Things to do:
A: Answer these questions on the macaw article:
(i) What date does the article give?
(ii) Where, according to the article, can several macaw species display their beauty while feeding?
(iii) Which hypotheses for soil consumption does the article list?
B: Extend the article on macaws and palm swamps, starting after its final sentence.

━━ Extract ━━

Palm swamps: Home sweet home for the blue and yellow macaws!

February 2, 2018

The majesty of Amazonian blue skies and the guardians of the forest have one name and it is: macaws. Their bright colorful plumage and strenuous calls bring harmony to Los Amigos landscape and are a pure delight to the human eyes. Unfortunately, these are the same characteristics that make them highly threatened by pet trade, in addition to the increased rates of habitat degradation and deforestation in the Amazon. Locations where birdwatchers, naturalists, photographers, or any environmental enthusiast can admire these stunning creatures are not many, but in ‘collpas’ or clay licks in southeastern Peru several macaws’ species can display their beauty while feeding. The collpas are locations where animals consume soil, and there are various hypotheses that explain soil consumption such as: mineral supplementation, adsorption of dietary toxins, and mechanical aid to digestion, among others.

━━━
━━ Data extract ━━

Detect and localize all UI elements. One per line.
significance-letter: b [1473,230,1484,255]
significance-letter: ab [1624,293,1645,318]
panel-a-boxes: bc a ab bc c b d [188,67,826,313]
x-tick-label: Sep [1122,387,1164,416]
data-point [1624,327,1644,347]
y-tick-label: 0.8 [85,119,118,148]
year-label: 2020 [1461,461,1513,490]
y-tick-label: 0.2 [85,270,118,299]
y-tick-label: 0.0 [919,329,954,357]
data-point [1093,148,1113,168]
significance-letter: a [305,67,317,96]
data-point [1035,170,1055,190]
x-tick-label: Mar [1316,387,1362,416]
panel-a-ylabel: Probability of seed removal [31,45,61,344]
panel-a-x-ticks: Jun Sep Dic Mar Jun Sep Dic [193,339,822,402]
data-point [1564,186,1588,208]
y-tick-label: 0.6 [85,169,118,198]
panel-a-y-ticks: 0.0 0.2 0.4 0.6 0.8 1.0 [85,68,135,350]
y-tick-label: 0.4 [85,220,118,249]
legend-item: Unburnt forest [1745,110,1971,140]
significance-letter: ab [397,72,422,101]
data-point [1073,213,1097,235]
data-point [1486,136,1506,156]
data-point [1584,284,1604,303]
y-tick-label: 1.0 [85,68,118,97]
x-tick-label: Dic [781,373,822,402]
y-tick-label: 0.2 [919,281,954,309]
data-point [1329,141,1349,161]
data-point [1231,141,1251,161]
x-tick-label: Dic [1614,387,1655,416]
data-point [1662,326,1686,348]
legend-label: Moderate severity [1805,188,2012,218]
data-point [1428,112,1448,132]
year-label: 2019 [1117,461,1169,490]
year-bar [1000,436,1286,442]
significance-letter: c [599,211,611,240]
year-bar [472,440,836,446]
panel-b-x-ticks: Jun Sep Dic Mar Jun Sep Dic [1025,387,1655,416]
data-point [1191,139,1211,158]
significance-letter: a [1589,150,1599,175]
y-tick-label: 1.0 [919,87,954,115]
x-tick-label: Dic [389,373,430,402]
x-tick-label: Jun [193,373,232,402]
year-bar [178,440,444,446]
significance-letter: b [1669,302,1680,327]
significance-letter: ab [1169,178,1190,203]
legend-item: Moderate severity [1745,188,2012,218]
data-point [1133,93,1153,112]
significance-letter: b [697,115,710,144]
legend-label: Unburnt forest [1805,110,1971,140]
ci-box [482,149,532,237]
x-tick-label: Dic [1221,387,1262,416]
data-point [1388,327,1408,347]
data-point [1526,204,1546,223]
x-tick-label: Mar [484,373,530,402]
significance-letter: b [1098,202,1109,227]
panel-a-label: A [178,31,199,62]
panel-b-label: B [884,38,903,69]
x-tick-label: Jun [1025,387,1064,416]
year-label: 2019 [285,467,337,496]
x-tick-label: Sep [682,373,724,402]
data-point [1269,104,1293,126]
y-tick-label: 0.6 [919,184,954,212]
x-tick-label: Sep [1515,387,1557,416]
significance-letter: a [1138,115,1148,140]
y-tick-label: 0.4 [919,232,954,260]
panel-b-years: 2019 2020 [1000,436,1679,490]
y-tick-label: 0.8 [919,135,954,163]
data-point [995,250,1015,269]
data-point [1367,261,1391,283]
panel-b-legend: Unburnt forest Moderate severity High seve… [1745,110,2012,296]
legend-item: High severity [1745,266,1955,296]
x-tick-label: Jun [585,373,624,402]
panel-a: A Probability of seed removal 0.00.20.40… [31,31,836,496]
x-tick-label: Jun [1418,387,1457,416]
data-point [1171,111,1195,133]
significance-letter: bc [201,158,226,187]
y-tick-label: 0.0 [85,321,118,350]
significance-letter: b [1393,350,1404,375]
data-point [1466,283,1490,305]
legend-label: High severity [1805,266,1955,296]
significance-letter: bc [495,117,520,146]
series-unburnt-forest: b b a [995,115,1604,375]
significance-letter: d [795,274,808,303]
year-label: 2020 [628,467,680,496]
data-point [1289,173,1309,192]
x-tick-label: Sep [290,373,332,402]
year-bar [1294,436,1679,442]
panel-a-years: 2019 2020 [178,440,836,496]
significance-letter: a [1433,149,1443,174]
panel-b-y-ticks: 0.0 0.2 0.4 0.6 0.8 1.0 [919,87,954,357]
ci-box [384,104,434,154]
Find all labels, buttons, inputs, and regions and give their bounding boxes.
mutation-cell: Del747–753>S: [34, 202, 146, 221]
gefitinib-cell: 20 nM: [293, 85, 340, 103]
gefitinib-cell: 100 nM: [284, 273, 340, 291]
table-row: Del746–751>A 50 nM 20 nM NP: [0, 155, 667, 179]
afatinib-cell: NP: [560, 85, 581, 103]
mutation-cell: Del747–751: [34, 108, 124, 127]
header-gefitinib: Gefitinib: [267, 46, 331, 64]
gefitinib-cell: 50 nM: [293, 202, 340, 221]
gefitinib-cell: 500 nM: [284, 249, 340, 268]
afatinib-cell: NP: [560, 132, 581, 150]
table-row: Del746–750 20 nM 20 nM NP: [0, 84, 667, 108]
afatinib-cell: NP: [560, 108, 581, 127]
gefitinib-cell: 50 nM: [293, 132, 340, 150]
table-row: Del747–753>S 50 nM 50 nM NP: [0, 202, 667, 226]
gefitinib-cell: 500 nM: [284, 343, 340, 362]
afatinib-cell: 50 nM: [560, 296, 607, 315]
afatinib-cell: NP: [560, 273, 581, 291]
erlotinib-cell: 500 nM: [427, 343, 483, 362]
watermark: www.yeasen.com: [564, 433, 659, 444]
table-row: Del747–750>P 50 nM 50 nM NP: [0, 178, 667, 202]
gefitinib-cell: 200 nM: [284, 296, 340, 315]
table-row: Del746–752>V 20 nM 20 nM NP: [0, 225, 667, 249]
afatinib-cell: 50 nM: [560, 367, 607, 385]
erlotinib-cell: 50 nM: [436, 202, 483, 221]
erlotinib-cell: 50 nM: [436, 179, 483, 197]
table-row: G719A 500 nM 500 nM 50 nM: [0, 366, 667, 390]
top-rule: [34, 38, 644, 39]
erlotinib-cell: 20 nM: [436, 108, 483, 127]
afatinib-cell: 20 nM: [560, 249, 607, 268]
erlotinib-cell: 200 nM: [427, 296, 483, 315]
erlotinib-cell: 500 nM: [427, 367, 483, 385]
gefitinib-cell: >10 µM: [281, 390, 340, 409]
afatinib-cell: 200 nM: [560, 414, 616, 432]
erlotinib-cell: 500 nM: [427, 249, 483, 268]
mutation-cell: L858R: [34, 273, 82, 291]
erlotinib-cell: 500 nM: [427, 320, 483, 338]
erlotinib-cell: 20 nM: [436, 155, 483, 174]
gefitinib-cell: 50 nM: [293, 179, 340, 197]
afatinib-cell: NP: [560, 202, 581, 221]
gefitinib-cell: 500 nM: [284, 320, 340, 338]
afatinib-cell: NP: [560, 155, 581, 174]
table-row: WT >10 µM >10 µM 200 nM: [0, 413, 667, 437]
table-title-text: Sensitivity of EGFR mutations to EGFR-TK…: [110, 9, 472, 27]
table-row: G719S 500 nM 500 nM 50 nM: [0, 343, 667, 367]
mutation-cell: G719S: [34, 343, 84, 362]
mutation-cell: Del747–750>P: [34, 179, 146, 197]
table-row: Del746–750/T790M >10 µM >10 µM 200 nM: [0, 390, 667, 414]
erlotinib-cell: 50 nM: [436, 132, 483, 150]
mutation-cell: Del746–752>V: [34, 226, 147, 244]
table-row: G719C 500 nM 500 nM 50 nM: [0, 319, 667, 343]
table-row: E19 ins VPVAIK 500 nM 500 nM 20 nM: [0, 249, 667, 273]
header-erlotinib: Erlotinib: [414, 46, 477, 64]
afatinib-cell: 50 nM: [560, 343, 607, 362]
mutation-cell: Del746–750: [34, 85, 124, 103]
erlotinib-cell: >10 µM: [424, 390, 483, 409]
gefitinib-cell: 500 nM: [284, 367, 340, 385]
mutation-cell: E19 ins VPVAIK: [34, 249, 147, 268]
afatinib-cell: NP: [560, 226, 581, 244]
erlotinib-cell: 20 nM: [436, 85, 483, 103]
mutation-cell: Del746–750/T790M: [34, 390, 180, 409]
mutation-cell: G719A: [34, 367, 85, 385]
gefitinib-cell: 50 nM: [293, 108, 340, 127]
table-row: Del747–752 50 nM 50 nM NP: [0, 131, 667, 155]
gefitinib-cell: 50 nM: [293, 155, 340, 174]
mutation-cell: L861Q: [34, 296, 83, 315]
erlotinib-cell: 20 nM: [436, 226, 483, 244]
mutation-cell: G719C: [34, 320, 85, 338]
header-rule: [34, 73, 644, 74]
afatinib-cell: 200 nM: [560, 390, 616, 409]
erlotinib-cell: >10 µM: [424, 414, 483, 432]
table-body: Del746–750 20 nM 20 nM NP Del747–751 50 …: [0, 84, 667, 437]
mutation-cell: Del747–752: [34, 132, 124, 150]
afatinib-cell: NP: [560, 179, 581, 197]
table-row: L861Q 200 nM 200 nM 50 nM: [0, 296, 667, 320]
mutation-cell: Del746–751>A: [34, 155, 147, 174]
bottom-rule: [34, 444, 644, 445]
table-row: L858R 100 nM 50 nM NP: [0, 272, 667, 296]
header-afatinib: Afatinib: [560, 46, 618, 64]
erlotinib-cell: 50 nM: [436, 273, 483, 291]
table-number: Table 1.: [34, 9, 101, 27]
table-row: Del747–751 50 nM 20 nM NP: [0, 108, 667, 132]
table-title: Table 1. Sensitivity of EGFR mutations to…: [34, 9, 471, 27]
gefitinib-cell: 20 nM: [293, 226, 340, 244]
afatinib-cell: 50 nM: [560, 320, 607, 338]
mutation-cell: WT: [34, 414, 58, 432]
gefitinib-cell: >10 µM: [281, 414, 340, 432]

━━━

Answers given:
A:
(i) February 2, 2018.
(ii) In collpas, or clay licks, in southeastern Peru.
(iii) Mineral supplementation, adsorption of dietary toxins, and mechanical aid to digestion, among others.

B:
Photo credit: Dr. Jonathan E. Kolby, Director, Honduras Amphibian Rescue & Conservation Center,

Blue-and-yellow (Ara ararauna) macaws, one of the seven species of macaws at Los Amigos, rather than being large frequenters of clay licks are highly associated with palm swamps. However, these brightly colored birds are not attracted to just palm swamp but with the Mauritia flexuosa palm, locally known as “aguajal.” Interestingly, palm fruit is not the main reason why blue-and-yellow macaws are closely tied to this plant, instead their nesting preferences is what makes these palm swamps so appealing. Mauritia flexuosa occurs in monospecific stands, growing in mostly swampy areas. The palm’s height reaches up to 30 m and 30-60 cm in diameter, only the female individuals produce around 500 fruits every season, which are consumed by a variety of animals –including macaws- and have a social and economic importance throughout the Peruvian Amazon. Unfortunately, current harvesting techniques of the “aguaje” are decimating their population, as the female palm is chopped down in order to obtain the edible fruits.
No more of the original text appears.